**THE PROBLEM:**
Copy the stretch from "- A wider attack" through "patches, he noted." from the article on 5G security challenges, word for word.

**TEXT PROVIDED:**

5G Service is set to roll out in 2019, bringing with it new security concerns. Jon Zayicek, Cask’s IT Risk & Security Principal, contributes to this article laying out the 5 major security issues associated with 5G service.
Preparing for 5G’s Biggest Security Challenges
The imminent arrival of a long-anticipated next-generation cellular technology presents some cutting-edge security challenges. Here’s how to get ready.
Businesses won’t have to wait too much longer for the arrival of 5G cellular service, which carriers will begin deploying across the U.S. during 2019. As 5G establishes itself as a mainstream communications technology, here are five security issues that bear close attention:
- A greater risk of distributed denial of service (DDoS) attacks on Internet of Things (IoT) networks
IoT device connectivity is set to receive a major boost from 5G. Faster speeds will lead to greater functionality for both authorized users and attackers. “The danger is that IoT devices use a client-server model with limited security mechanisms, making them more likely to be breached and participate in a DDoS,” warned Ted Wagner, chief information security officer for SAP National Security Services (NS2).
The IoT client/server model, possessing a limited number of security attributes, is particularly problematic in an IoT environment, Wagner noted. “Blockchain technology offers an alternative approach,” he suggested. By establishing a “trust network,” validated by blockchain technology, many IoT device security risks could be mitigated. “In this model, a private blockchain network is created where all participants are authorized and authenticated, and each participant is accountable for its actions,” Wagner explained. “This method is theoretical, and there are questions of scale, but the current model creates the potential for more significant attacks.”
- A wider attack surface
Upon arrival, 5G will instantly accelerate the adoption of virtualized distributed network infrastructures and the use of containerized workloads, both for applications as well as network functions. “This increases the attack surface and makes the 5G ecosystem an attractive ground for adversaries to exploit, either for economic gain or just to inflict damage both to telecom operators as well as the users,” cautioned Prakasha Ramachandra, assistant vice president for technology and innovation at engineering at design firm Aricent. With distributed systems and a containerized environment, it will be difficult to ensure that all systems and applications remain up-to-date with the latest security patches, he noted.
Challenges related to maintaining vulnerability and security configuration postures within the 5G ecosystem could be effectively handled by building a security orchestrator, Ramachandra proposed. “The security orchestrator would also have the capability to define security goals that are derived from regulatory compliance requirements, as well as from industry/organization best practices,” he added.
- Proximity Service (ProSe) intrusions
Proximity Service (ProSe), which promises streamlined device-to-device communication, is an important new 5G feature. ProSe offers many potential benefits, including the ability to lower latency in real-time scenarios, such as vehicle-to-vehicle messaging, extending communications to devices beyond the reach of a base station, enabling IoT traffic off-loading, and supporting locally-targeted messaging and emergency communications, noted Michael Daly, CTO for cybersecurity and special missions at Raytheon Intelligence, Information and Services. “However, implementing this new feature also means that there’s an increased threat landscape and a processing challenge for intrusion prevention,” he explained. “Each node will need to handle more of the load when it comes to defending itself, rather than relying on the central network to screen out malicious activity.”

**GIVEN INFORMATION:**
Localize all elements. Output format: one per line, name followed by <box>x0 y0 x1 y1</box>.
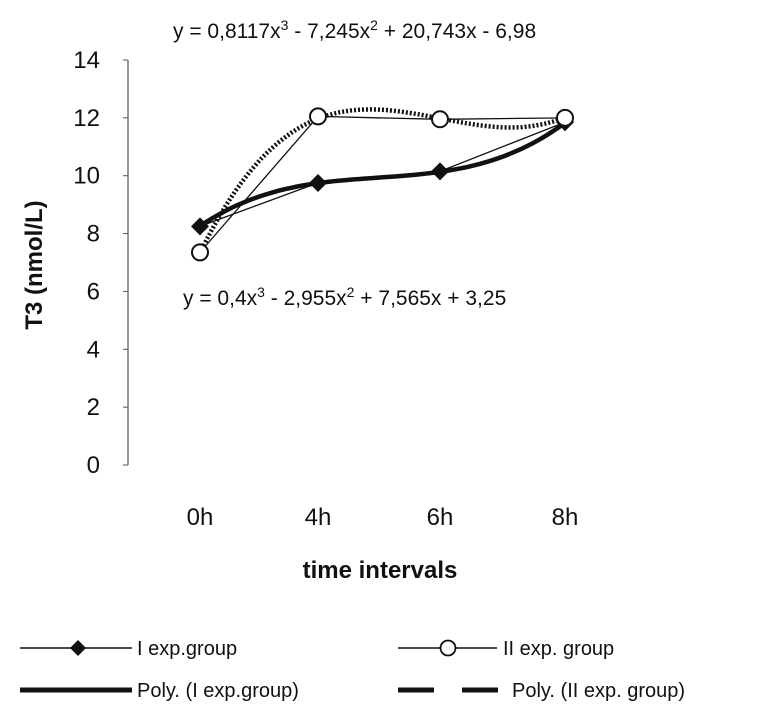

**REPLY TO THE EXERCISE:**
- A wider attack surface
Upon arrival, 5G will instantly accelerate the adoption of virtualized distributed network infrastructures and the use of containerized workloads, both for applications as well as network functions. “This increases the attack surface and makes the 5G ecosystem an attractive ground for adversaries to exploit, either for economic gain or just to inflict damage both to telecom operators as well as the users,” cautioned Prakasha Ramachandra, assistant vice president for technology and innovation at engineering at design firm Aricent. With distributed systems and a containerized environment, it will be difficult to ensure that all systems and applications remain up-to-date with the latest security patches, he noted.